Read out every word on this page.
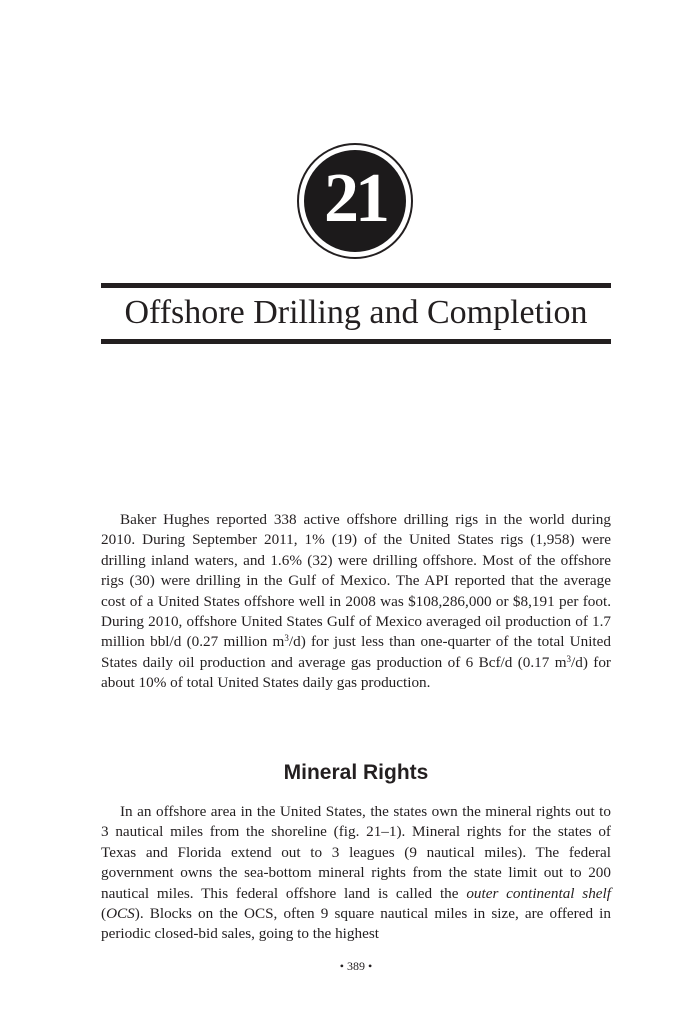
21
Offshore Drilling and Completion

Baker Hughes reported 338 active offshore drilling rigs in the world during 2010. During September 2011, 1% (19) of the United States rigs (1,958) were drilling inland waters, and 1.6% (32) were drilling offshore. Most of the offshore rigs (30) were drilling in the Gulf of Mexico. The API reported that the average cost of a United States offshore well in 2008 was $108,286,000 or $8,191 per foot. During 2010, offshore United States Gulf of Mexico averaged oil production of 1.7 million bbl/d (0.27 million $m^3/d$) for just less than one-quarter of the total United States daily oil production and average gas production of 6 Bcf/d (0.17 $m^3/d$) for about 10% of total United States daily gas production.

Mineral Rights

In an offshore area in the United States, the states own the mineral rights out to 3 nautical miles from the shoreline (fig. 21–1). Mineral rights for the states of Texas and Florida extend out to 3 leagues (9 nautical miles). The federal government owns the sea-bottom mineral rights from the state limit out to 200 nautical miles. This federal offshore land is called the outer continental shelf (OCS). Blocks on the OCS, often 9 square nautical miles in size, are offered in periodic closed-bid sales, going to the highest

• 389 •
################
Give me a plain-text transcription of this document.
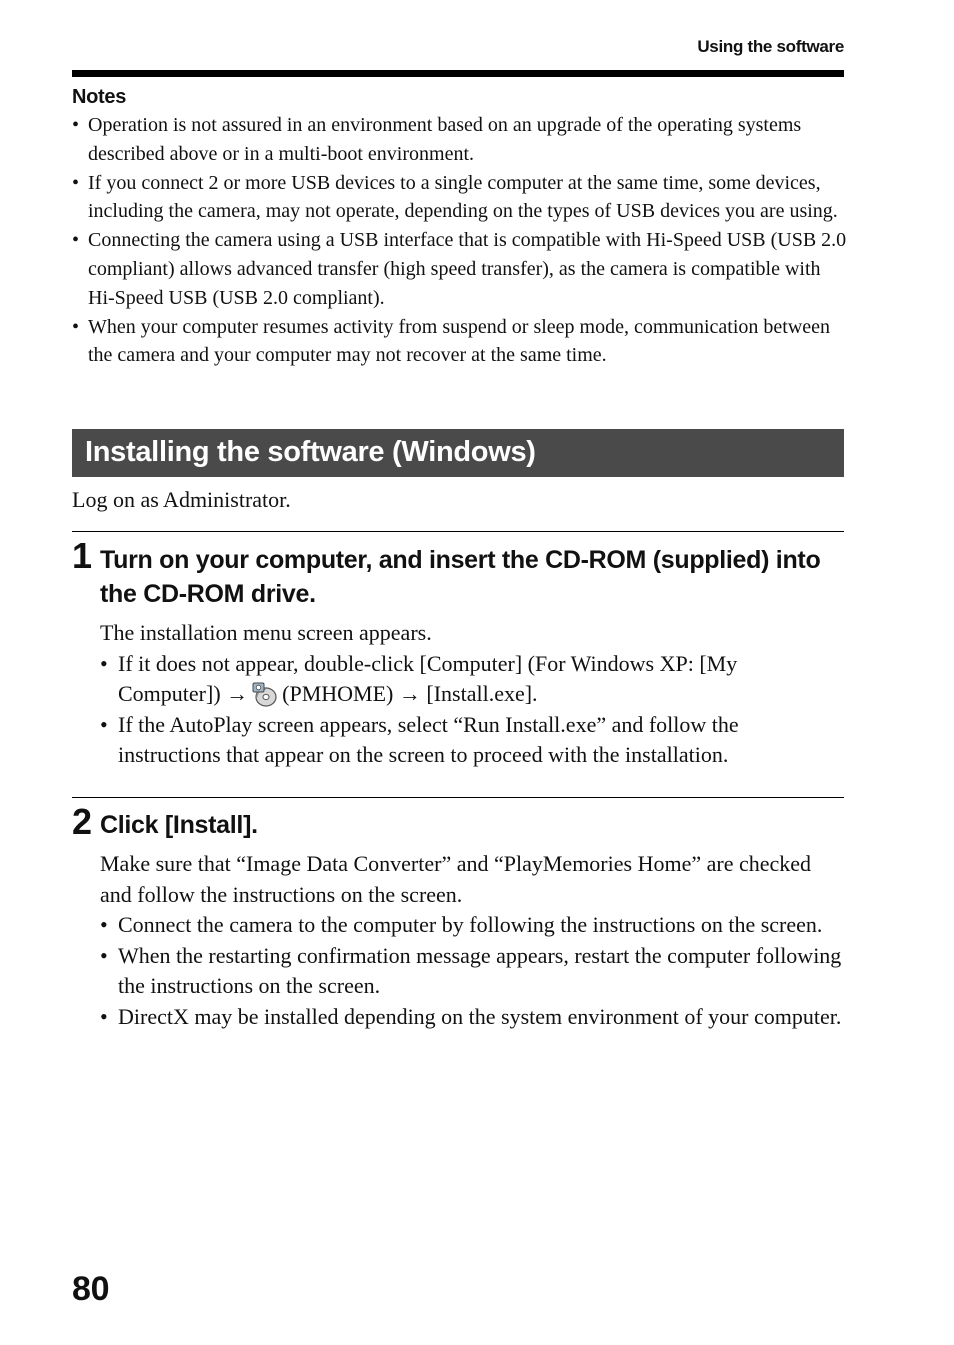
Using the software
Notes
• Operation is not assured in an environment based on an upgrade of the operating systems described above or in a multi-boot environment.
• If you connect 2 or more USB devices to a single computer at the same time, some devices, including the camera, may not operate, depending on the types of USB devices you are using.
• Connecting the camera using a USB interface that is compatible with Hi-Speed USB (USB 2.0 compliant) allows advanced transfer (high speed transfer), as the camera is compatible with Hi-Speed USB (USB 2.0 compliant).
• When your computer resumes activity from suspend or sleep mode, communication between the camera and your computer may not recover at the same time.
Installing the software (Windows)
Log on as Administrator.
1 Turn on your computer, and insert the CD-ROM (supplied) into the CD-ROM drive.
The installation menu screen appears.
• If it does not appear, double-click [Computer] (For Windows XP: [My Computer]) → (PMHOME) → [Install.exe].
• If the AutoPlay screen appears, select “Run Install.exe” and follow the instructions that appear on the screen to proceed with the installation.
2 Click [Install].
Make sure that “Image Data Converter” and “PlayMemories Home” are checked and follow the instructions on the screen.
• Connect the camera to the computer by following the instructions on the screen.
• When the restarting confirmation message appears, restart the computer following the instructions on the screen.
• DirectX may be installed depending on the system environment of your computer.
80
################
Determine how many lines in the listing above hold the string "time", then write only the number.

2